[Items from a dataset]
────────────────
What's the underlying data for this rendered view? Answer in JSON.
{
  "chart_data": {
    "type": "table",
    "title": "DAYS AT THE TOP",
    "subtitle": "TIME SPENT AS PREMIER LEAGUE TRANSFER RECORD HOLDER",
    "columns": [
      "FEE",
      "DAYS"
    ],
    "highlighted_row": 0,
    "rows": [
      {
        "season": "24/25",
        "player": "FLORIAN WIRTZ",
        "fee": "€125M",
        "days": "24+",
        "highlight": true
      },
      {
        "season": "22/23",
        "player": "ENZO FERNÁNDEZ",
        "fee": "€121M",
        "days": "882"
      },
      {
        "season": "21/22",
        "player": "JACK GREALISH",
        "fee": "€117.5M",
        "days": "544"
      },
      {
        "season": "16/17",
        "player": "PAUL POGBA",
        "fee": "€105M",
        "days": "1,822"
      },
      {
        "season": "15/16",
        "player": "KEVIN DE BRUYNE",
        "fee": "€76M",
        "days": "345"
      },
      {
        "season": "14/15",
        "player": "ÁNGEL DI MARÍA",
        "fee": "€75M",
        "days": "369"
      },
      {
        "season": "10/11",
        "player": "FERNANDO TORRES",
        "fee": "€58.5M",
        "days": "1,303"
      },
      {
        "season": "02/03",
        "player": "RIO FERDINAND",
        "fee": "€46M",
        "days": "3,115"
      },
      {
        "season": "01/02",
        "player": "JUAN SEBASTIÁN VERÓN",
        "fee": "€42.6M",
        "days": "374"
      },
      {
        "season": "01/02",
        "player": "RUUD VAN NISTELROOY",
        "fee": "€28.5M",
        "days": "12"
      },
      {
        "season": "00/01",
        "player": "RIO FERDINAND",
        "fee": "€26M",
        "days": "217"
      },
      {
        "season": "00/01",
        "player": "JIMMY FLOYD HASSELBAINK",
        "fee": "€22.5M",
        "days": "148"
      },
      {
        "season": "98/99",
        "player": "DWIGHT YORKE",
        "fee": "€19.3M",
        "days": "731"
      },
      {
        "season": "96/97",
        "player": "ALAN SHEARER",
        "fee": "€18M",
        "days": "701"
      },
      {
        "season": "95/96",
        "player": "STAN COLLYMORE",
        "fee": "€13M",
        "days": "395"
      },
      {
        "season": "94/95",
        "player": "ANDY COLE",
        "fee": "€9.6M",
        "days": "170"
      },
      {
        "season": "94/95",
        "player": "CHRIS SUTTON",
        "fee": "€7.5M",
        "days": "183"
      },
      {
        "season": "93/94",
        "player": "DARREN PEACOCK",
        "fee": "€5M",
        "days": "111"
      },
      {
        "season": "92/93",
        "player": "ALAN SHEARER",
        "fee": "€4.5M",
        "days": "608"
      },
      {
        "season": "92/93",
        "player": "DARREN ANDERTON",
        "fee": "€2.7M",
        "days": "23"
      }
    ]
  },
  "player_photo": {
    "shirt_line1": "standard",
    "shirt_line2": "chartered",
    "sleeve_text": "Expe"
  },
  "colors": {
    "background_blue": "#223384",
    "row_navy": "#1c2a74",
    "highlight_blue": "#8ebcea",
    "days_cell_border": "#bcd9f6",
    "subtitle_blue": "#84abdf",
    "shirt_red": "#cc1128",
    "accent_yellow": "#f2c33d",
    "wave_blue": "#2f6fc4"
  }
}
────────────────
- Problem to solve -
Restate the records, all of them, precisely as written.

- Output -
What's the underlying data for this rendered view? Answer in JSON.
{
  "chart_data": {
    "type": "table",
    "title": "DAYS AT THE TOP",
    "subtitle": "TIME SPENT AS PREMIER LEAGUE TRANSFER RECORD HOLDER",
    "columns": [
      "FEE",
      "DAYS"
    ],
    "highlighted_row": 0,
    "rows": [
      {
        "season": "24/25",
        "player": "FLORIAN WIRTZ",
        "fee": "€125M",
        "days": "24+",
        "highlight": true
      },
      {
        "season": "22/23",
        "player": "ENZO FERNÁNDEZ",
        "fee": "€121M",
        "days": "882"
      },
      {
        "season": "21/22",
        "player": "JACK GREALISH",
        "fee": "€117.5M",
        "days": "544"
      },
      {
        "season": "16/17",
        "player": "PAUL POGBA",
        "fee": "€105M",
        "days": "1,822"
      },
      {
        "season": "15/16",
        "player": "KEVIN DE BRUYNE",
        "fee": "€76M",
        "days": "345"
      },
      {
        "season": "14/15",
        "player": "ÁNGEL DI MARÍA",
        "fee": "€75M",
        "days": "369"
      },
      {
        "season": "10/11",
        "player": "FERNANDO TORRES",
        "fee": "€58.5M",
        "days": "1,303"
      },
      {
        "season": "02/03",
        "player": "RIO FERDINAND",
        "fee": "€46M",
        "days": "3,115"
      },
      {
        "season": "01/02",
        "player": "JUAN SEBASTIÁN VERÓN",
        "fee": "€42.6M",
        "days": "374"
      },
      {
        "season": "01/02",
        "player": "RUUD VAN NISTELROOY",
        "fee": "€28.5M",
        "days": "12"
      },
      {
        "season": "00/01",
        "player": "RIO FERDINAND",
        "fee": "€26M",
        "days": "217"
      },
      {
        "season": "00/01",
        "player": "JIMMY FLOYD HASSELBAINK",
        "fee": "€22.5M",
        "days": "148"
      },
      {
        "season": "98/99",
        "player": "DWIGHT YORKE",
        "fee": "€19.3M",
        "days": "731"
      },
      {
        "season": "96/97",
        "player": "ALAN SHEARER",
        "fee": "€18M",
        "days": "701"
      },
      {
        "season": "95/96",
        "player": "STAN COLLYMORE",
        "fee": "€13M",
        "days": "395"
      },
      {
        "season": "94/95",
        "player": "ANDY COLE",
        "fee": "€9.6M",
        "days": "170"
      },
      {
        "season": "94/95",
        "player": "CHRIS SUTTON",
        "fee": "€7.5M",
        "days": "183"
      },
      {
        "season": "93/94",
        "player": "DARREN PEACOCK",
        "fee": "€5M",
        "days": "111"
      },
      {
        "season": "92/93",
        "player": "ALAN SHEARER",
        "fee": "€4.5M",
        "days": "608"
      },
      {
        "season": "92/93",
        "player": "DARREN ANDERTON",
        "fee": "€2.7M",
        "days": "23"
      }
    ]
  },
  "player_photo": {
    "shirt_line1": "standard",
    "shirt_line2": "chartered",
    "sleeve_text": "Expe"
  },
  "colors": {
    "background_blue": "#223384",
    "row_navy": "#1c2a74",
    "highlight_blue": "#8ebcea",
    "days_cell_border": "#bcd9f6",
    "subtitle_blue": "#84abdf",
    "shirt_red": "#cc1128",
    "accent_yellow": "#f2c33d",
    "wave_blue": "#2f6fc4"
  }
}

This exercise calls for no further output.